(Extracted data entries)

--

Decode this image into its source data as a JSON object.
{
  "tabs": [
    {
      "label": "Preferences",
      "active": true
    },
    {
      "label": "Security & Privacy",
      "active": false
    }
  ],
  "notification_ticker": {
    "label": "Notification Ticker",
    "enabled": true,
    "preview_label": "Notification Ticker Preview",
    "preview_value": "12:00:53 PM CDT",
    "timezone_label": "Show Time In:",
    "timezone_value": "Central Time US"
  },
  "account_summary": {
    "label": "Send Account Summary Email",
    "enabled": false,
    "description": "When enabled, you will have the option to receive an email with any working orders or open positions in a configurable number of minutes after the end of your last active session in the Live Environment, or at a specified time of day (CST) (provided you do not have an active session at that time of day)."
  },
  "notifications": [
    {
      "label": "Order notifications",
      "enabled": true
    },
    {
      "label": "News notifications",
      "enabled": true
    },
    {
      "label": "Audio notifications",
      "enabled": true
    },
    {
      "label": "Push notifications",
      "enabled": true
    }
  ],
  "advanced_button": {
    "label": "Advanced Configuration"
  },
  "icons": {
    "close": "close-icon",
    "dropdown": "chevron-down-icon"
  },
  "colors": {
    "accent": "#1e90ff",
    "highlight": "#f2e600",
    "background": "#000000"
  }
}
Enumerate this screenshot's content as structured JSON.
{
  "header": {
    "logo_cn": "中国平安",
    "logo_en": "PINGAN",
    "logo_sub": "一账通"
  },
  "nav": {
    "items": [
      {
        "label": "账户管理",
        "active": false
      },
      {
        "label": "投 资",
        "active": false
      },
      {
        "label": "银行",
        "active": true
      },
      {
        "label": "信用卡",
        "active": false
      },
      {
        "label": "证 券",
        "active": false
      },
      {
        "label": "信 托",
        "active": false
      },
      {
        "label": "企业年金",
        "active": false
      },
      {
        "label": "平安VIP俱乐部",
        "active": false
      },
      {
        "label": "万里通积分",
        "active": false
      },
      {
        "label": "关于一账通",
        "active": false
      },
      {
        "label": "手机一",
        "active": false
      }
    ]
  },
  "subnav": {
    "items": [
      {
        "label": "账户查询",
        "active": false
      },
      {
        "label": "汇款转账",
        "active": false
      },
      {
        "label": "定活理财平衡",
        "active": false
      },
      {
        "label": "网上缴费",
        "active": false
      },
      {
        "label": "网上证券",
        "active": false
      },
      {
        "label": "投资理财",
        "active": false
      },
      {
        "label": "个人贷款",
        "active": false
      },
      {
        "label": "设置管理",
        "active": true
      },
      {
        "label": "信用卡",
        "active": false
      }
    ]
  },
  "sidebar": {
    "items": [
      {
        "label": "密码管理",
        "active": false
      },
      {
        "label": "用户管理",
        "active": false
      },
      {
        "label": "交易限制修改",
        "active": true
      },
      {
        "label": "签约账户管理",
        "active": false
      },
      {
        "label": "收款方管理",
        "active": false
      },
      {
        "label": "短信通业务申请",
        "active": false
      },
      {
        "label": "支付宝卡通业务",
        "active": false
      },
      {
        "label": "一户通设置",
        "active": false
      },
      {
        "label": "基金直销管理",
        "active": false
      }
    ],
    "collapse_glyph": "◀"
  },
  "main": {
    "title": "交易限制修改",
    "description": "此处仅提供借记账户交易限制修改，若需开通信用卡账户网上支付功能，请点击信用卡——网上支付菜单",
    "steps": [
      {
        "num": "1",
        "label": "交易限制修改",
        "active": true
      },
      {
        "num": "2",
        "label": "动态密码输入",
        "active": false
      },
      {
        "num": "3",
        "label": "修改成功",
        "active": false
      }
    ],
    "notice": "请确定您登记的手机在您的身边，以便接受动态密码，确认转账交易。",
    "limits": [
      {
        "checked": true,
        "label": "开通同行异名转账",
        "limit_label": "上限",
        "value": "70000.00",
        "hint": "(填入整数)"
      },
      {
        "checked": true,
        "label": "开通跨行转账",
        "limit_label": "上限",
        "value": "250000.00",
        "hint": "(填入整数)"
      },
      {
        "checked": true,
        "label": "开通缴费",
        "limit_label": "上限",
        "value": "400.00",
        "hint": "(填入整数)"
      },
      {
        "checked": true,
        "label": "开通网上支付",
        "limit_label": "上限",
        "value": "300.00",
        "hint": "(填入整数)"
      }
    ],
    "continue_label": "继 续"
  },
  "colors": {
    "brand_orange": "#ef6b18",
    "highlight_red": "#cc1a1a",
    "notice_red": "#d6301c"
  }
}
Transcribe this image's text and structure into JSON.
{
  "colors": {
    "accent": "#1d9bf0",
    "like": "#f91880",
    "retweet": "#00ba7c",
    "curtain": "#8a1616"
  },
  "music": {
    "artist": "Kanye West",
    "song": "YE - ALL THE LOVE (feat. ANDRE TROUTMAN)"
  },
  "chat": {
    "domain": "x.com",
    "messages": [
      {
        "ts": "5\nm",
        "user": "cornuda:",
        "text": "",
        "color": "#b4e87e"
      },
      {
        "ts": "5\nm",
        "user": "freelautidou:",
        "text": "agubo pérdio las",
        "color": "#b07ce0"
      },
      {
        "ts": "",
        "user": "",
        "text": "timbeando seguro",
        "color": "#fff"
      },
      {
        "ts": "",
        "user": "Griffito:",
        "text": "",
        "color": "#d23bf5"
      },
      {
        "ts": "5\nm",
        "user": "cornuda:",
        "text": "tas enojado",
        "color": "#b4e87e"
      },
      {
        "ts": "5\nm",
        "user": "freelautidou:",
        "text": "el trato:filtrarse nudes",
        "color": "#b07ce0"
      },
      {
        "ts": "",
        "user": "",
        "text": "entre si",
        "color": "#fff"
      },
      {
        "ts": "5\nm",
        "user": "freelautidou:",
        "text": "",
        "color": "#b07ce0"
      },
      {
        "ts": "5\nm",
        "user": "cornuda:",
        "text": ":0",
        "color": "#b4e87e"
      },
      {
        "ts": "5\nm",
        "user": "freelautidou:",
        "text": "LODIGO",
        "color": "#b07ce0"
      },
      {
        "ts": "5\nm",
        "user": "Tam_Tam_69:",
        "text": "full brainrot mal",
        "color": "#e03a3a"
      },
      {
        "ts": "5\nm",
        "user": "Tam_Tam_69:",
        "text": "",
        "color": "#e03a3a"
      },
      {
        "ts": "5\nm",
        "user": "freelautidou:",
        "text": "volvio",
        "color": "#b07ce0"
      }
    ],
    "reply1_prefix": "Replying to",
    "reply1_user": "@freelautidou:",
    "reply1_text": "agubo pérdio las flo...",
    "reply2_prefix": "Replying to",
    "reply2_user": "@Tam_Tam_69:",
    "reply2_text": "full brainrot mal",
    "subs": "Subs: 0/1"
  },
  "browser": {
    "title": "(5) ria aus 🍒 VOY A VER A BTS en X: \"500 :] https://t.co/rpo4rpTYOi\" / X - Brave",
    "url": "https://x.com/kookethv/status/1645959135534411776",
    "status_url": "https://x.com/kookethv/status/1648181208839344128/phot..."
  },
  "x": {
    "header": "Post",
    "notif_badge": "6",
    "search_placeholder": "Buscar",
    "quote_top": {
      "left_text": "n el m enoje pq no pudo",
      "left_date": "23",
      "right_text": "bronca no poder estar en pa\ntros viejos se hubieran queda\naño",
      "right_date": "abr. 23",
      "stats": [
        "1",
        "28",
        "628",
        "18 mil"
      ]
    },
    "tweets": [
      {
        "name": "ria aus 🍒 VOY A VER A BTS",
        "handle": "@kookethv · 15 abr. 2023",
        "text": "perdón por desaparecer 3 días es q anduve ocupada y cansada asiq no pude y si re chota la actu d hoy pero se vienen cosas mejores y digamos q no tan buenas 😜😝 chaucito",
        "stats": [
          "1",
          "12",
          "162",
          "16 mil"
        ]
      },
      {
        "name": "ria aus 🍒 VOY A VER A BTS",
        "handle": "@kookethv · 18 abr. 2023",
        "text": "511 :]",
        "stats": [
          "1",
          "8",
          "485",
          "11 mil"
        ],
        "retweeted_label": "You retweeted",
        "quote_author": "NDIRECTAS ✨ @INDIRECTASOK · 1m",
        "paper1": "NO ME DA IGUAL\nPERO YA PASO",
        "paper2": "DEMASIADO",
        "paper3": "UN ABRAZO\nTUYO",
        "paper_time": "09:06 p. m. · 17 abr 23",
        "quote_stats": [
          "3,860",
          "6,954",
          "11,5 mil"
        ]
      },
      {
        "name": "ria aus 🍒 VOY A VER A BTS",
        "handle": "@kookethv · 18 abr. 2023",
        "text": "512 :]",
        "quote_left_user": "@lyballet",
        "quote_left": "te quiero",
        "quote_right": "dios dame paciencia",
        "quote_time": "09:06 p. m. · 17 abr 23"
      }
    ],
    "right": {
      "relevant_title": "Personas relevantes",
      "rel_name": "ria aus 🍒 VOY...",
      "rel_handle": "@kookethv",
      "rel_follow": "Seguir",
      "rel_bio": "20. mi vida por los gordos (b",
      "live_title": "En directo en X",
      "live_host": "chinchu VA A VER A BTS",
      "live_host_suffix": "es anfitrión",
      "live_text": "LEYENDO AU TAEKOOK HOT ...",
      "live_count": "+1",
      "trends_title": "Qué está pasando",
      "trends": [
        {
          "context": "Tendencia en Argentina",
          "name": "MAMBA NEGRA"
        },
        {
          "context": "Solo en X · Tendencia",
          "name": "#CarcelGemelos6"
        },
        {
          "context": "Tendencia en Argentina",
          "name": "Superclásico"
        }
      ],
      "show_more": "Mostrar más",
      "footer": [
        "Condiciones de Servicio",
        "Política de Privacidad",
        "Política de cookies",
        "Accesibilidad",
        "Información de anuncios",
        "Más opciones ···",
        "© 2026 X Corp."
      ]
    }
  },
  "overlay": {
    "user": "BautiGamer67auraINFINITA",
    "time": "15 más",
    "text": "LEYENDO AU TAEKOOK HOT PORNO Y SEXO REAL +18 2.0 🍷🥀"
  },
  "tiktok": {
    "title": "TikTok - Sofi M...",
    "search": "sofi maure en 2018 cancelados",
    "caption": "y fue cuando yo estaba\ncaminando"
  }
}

--

> TASK INSTRUCTIONS
In how many lines does the word "full" appear? Respond with the number alone.

> REPLY TO THE TASK
2